'''
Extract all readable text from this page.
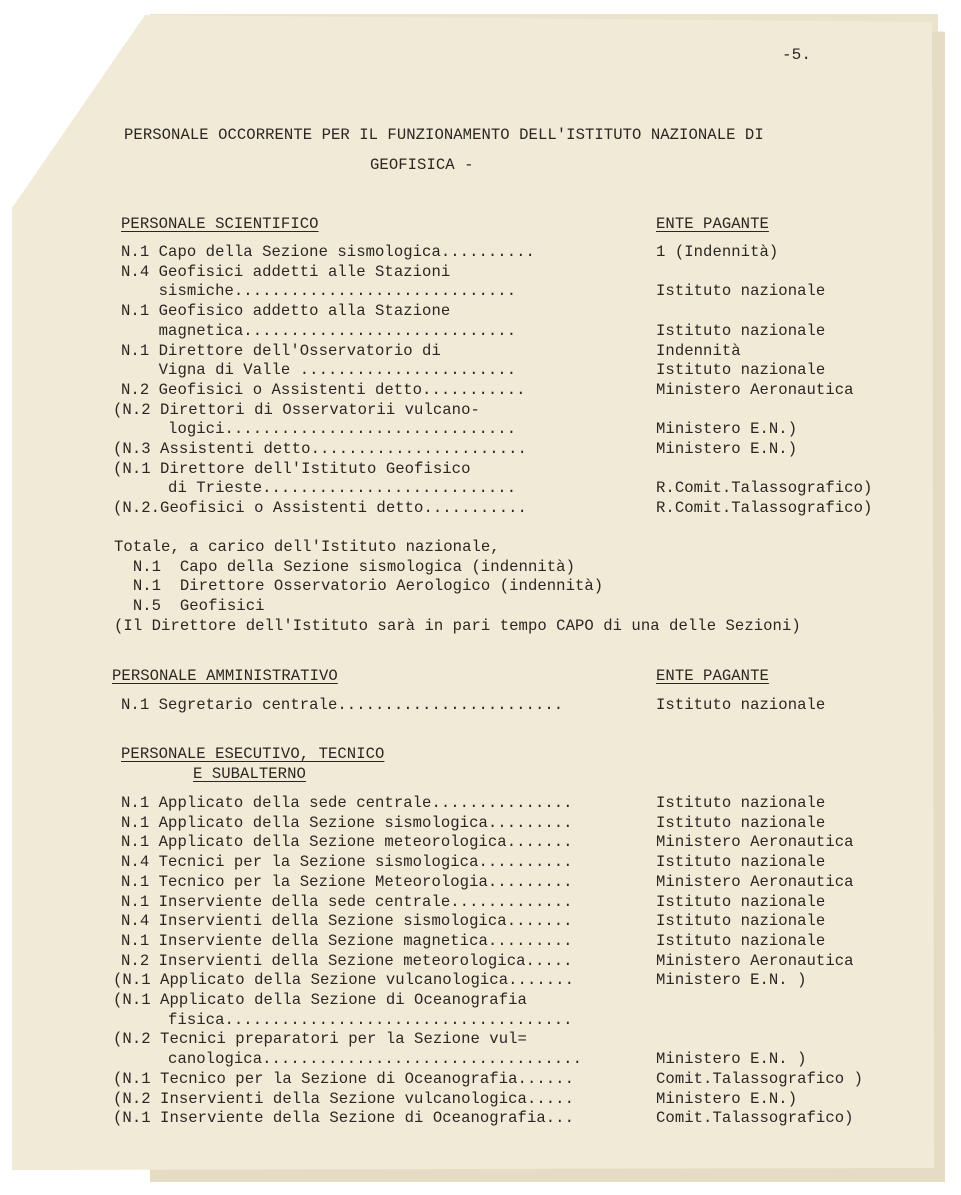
-5.
PERSONALE OCCORRENTE PER IL FUNZIONAMENTO DELL'ISTITUTO NAZIONALE DI
GEOFISICA -
PERSONALE SCIENTIFICO	ENTE PAGANTE
N.1 Capo della Sezione sismologica..........	1 (Indennità)
N.4 Geofisici addetti alle Stazioni
sismiche..............................	Istituto nazionale
N.1 Geofisico addetto alla Stazione
magnetica.............................	Istituto nazionale
N.1 Direttore dell'Osservatorio di	Indennità
Vigna di Valle .......................	Istituto nazionale
N.2 Geofisici o Assistenti detto...........	Ministero Aeronautica
(N.2 Direttori di Osservatorii vulcano-
logici...............................	Ministero E.N.)
(N.3 Assistenti detto.......................	Ministero E.N.)
(N.1 Direttore dell'Istituto Geofisico
di Trieste...........................	R.Comit.Talassografico)
(N.2.Geofisici o Assistenti detto...........	R.Comit.Talassografico)
Totale, a carico dell'Istituto nazionale,
N.1  Capo della Sezione sismologica (indennità)
N.1  Direttore Osservatorio Aerologico (indennità)
N.5  Geofisici
(Il Direttore dell'Istituto sarà in pari tempo CAPO di una delle Sezioni)
PERSONALE AMMINISTRATIVO	ENTE PAGANTE
N.1 Segretario centrale........................	Istituto nazionale
PERSONALE ESECUTIVO, TECNICO
E SUBALTERNO
N.1 Applicato della sede centrale...............	Istituto nazionale
N.1 Applicato della Sezione sismologica.........	Istituto nazionale
N.1 Applicato della Sezione meteorologica.......	Ministero Aeronautica
N.4 Tecnici per la Sezione sismologica..........	Istituto nazionale
N.1 Tecnico per la Sezione Meteorologia.........	Ministero Aeronautica
N.1 Inserviente della sede centrale.............	Istituto nazionale
N.4 Inservienti della Sezione sismologica.......	Istituto nazionale
N.1 Inserviente della Sezione magnetica.........	Istituto nazionale
N.2 Inservienti della Sezione meteorologica.....	Ministero Aeronautica
(N.1 Applicato della Sezione vulcanologica.......	Ministero E.N. )
(N.1 Applicato della Sezione di Oceanografia
fisica.....................................
(N.2 Tecnici preparatori per la Sezione vul=
canologica..................................	Ministero E.N. )
(N.1 Tecnico per la Sezione di Oceanografia......	Comit.Talassografico )
(N.2 Inservienti della Sezione vulcanologica.....	Ministero E.N.)
(N.1 Inserviente della Sezione di Oceanografia...	Comit.Talassografico)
'''
* [Written task]: Drop the images and quote the entries word for word.

* [Solution below]:
Extract all readable text from this page.
-5.
PERSONALE OCCORRENTE PER IL FUNZIONAMENTO DELL'ISTITUTO NAZIONALE DI
GEOFISICA -
PERSONALE SCIENTIFICO	ENTE PAGANTE
N.1 Capo della Sezione sismologica..........	1 (Indennità)
N.4 Geofisici addetti alle Stazioni
sismiche..............................	Istituto nazionale
N.1 Geofisico addetto alla Stazione
magnetica.............................	Istituto nazionale
N.1 Direttore dell'Osservatorio di	Indennità
Vigna di Valle .......................	Istituto nazionale
N.2 Geofisici o Assistenti detto...........	Ministero Aeronautica
(N.2 Direttori di Osservatorii vulcano-
logici...............................	Ministero E.N.)
(N.3 Assistenti detto.......................	Ministero E.N.)
(N.1 Direttore dell'Istituto Geofisico
di Trieste...........................	R.Comit.Talassografico)
(N.2.Geofisici o Assistenti detto...........	R.Comit.Talassografico)
Totale, a carico dell'Istituto nazionale,
N.1  Capo della Sezione sismologica (indennità)
N.1  Direttore Osservatorio Aerologico (indennità)
N.5  Geofisici
(Il Direttore dell'Istituto sarà in pari tempo CAPO di una delle Sezioni)
PERSONALE AMMINISTRATIVO	ENTE PAGANTE
N.1 Segretario centrale........................	Istituto nazionale
PERSONALE ESECUTIVO, TECNICO
E SUBALTERNO
N.1 Applicato della sede centrale...............	Istituto nazionale
N.1 Applicato della Sezione sismologica.........	Istituto nazionale
N.1 Applicato della Sezione meteorologica.......	Ministero Aeronautica
N.4 Tecnici per la Sezione sismologica..........	Istituto nazionale
N.1 Tecnico per la Sezione Meteorologia.........	Ministero Aeronautica
N.1 Inserviente della sede centrale.............	Istituto nazionale
N.4 Inservienti della Sezione sismologica.......	Istituto nazionale
N.1 Inserviente della Sezione magnetica.........	Istituto nazionale
N.2 Inservienti della Sezione meteorologica.....	Ministero Aeronautica
(N.1 Applicato della Sezione vulcanologica.......	Ministero E.N. )
(N.1 Applicato della Sezione di Oceanografia
fisica.....................................
(N.2 Tecnici preparatori per la Sezione vul=
canologica..................................	Ministero E.N. )
(N.1 Tecnico per la Sezione di Oceanografia......	Comit.Talassografico )
(N.2 Inservienti della Sezione vulcanologica.....	Ministero E.N.)
(N.1 Inserviente della Sezione di Oceanografia...	Comit.Talassografico)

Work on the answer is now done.